[Recorded data]

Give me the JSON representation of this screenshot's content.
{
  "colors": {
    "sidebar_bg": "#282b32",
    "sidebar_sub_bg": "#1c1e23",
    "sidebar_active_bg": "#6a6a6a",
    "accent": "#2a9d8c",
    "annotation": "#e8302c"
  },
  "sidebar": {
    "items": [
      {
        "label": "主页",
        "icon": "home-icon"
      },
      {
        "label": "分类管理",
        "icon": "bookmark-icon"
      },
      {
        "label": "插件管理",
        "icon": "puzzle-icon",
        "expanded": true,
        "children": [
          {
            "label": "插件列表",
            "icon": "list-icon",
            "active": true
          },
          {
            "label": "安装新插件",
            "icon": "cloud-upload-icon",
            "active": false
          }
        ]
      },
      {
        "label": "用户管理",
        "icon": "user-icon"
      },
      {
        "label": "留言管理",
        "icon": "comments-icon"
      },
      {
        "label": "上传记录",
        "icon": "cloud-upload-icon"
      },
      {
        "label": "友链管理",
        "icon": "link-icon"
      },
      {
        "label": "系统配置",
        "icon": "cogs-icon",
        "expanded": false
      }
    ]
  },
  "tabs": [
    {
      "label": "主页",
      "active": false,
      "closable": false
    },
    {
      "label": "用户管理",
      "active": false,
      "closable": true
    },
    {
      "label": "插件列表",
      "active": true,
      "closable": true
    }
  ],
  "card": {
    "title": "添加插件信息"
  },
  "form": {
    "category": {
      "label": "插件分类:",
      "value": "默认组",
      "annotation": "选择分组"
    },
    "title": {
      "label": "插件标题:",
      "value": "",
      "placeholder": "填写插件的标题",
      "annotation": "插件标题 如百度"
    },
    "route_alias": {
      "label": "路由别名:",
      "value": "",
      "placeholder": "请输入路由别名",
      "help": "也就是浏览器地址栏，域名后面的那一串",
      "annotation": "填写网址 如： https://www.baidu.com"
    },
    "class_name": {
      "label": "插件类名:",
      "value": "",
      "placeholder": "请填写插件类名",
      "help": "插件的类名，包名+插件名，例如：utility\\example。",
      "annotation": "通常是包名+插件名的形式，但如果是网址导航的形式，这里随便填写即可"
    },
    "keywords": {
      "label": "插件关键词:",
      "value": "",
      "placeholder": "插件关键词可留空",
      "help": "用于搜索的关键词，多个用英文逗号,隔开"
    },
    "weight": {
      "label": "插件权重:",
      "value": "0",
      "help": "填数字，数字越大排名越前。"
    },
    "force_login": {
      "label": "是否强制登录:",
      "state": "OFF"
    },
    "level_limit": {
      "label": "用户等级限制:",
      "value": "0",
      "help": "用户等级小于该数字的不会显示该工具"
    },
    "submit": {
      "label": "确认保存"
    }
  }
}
* * *
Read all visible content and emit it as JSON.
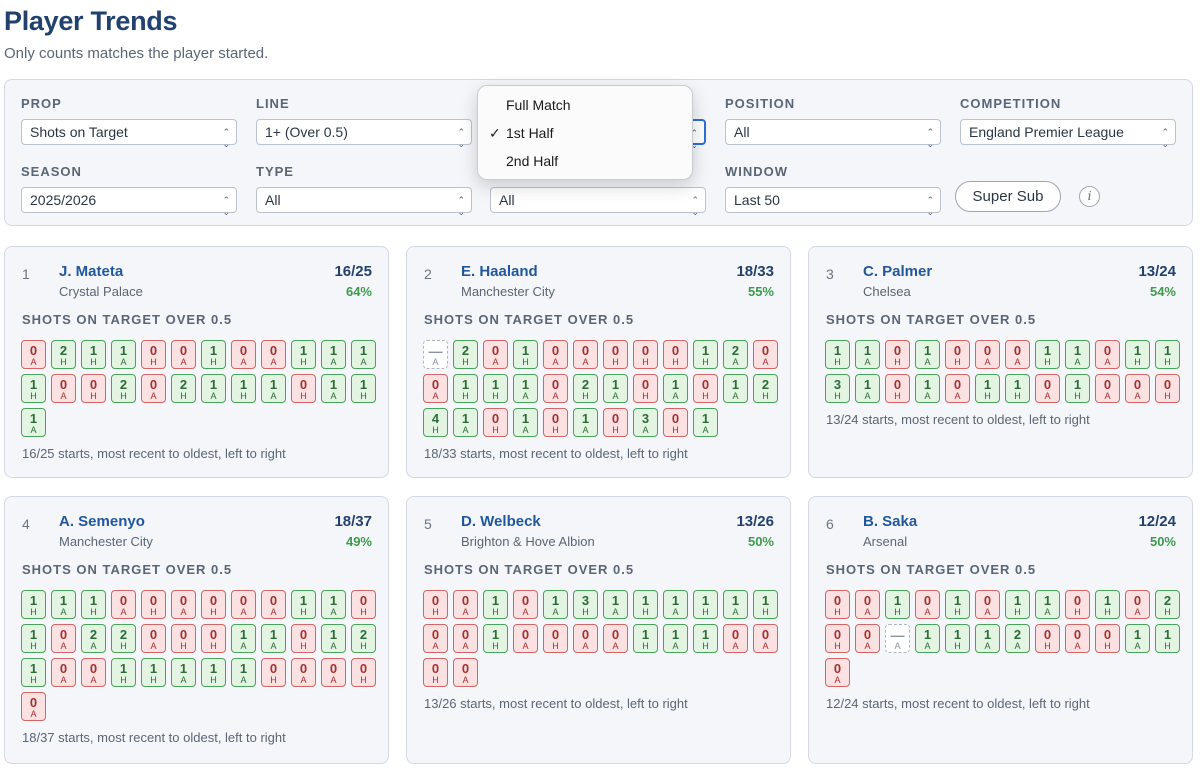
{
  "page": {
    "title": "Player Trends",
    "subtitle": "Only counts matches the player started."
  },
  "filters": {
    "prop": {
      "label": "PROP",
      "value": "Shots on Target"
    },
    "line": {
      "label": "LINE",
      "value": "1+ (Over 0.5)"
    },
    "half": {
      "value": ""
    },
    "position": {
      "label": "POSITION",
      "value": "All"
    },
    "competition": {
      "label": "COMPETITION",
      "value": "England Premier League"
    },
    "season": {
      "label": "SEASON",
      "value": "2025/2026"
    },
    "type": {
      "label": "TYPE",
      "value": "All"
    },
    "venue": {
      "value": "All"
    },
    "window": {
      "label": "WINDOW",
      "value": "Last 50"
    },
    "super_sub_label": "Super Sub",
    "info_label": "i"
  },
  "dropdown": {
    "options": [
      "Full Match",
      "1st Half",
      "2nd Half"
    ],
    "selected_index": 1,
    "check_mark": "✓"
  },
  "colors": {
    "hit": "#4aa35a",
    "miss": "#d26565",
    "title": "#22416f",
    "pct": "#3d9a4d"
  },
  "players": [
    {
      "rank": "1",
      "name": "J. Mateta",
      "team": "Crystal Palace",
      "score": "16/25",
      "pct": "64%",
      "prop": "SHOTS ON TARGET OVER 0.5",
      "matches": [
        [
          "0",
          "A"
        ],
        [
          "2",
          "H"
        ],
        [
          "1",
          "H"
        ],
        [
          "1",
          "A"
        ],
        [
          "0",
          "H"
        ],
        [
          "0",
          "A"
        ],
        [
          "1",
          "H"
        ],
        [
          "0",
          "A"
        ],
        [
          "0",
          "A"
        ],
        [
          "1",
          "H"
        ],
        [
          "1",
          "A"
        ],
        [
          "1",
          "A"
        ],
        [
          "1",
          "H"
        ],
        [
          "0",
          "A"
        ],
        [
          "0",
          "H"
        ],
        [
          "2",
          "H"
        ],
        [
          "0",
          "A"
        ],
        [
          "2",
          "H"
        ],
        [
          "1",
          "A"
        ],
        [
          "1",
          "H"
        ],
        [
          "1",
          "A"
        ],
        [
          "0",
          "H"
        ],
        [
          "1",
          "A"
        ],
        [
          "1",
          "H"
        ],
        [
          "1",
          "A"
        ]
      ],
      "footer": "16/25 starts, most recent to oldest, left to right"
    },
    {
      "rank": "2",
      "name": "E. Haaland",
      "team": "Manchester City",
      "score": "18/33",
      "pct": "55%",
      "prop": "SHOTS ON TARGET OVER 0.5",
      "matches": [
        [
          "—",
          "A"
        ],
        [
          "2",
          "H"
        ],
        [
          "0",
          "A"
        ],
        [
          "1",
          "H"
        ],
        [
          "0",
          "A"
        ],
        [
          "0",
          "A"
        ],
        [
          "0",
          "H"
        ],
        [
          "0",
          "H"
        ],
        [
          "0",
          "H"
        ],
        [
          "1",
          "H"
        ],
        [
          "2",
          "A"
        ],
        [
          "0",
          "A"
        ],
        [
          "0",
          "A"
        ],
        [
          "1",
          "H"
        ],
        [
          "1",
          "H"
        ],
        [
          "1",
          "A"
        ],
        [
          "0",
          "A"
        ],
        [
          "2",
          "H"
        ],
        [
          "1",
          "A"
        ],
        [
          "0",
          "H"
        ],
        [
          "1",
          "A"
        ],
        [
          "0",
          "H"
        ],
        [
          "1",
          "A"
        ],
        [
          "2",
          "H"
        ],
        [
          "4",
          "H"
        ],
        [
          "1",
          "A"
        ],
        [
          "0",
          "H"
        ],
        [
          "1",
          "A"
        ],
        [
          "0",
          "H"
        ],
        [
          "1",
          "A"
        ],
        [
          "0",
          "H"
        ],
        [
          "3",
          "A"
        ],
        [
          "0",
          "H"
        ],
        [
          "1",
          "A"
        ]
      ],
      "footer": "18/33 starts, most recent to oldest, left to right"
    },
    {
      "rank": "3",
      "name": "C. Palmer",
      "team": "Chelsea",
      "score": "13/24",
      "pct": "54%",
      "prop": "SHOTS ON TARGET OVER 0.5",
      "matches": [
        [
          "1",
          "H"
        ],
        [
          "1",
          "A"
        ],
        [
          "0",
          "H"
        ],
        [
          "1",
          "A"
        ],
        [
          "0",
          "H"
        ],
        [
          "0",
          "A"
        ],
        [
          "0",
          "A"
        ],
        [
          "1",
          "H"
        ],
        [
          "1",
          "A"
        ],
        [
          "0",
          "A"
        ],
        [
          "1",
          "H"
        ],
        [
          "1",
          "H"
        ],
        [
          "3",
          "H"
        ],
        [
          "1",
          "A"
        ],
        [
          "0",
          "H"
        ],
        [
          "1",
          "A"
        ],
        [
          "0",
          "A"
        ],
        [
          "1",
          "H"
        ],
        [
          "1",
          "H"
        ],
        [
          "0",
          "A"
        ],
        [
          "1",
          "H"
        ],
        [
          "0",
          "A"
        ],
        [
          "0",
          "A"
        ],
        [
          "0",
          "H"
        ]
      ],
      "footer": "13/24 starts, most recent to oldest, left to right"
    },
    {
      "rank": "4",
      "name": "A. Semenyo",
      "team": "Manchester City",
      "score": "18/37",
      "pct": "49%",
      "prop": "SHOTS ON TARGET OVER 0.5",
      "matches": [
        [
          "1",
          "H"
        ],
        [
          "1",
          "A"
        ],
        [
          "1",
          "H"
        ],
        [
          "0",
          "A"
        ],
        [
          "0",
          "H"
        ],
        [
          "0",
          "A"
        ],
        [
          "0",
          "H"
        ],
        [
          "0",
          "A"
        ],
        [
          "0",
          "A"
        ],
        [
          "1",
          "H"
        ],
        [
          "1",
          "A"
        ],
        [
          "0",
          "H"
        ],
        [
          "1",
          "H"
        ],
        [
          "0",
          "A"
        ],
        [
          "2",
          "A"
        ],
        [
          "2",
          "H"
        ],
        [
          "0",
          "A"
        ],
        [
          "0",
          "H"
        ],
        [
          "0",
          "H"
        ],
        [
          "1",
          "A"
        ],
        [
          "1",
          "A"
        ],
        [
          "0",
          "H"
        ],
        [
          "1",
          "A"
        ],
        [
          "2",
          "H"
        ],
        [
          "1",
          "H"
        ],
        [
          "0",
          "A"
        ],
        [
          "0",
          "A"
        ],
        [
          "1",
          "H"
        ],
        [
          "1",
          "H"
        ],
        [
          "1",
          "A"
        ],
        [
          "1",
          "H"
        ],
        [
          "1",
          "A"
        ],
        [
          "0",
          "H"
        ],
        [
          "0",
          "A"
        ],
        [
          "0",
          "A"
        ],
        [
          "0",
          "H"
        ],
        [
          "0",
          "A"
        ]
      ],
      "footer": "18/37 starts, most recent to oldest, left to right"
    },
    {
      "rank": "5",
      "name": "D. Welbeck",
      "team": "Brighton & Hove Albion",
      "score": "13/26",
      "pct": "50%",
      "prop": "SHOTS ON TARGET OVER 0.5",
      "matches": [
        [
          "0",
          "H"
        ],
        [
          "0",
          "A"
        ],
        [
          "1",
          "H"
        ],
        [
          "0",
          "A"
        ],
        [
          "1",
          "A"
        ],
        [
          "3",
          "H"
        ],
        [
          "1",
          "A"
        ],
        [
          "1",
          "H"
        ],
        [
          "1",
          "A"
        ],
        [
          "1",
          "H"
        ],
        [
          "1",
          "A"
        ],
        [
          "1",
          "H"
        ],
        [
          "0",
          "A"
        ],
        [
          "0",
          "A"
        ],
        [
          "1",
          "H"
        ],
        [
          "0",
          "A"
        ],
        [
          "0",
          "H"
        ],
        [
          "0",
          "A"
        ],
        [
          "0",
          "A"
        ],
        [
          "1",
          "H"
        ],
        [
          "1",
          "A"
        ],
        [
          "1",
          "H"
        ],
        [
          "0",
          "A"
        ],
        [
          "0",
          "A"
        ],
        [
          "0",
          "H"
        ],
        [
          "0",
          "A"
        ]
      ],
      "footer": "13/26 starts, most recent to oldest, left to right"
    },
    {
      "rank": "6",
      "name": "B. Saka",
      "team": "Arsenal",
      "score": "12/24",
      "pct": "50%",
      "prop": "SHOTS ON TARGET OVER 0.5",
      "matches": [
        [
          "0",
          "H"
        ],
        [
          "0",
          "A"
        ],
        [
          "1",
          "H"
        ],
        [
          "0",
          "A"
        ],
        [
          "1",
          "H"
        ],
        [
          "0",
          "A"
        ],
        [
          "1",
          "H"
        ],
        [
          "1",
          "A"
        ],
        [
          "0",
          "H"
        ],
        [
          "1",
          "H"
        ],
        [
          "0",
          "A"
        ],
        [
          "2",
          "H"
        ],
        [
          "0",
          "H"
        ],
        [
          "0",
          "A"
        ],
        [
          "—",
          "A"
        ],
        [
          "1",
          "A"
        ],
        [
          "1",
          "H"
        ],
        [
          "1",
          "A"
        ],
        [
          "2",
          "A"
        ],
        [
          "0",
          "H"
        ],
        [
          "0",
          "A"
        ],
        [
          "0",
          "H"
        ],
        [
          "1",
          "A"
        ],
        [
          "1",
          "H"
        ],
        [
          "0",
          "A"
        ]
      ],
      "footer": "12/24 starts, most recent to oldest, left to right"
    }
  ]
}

[Direction]
Extract from the material all lines containing the string "false".

[Finished exercise]
            "active": false
        "expanded": false
      "active": false,
      "closable": false
      "active": false,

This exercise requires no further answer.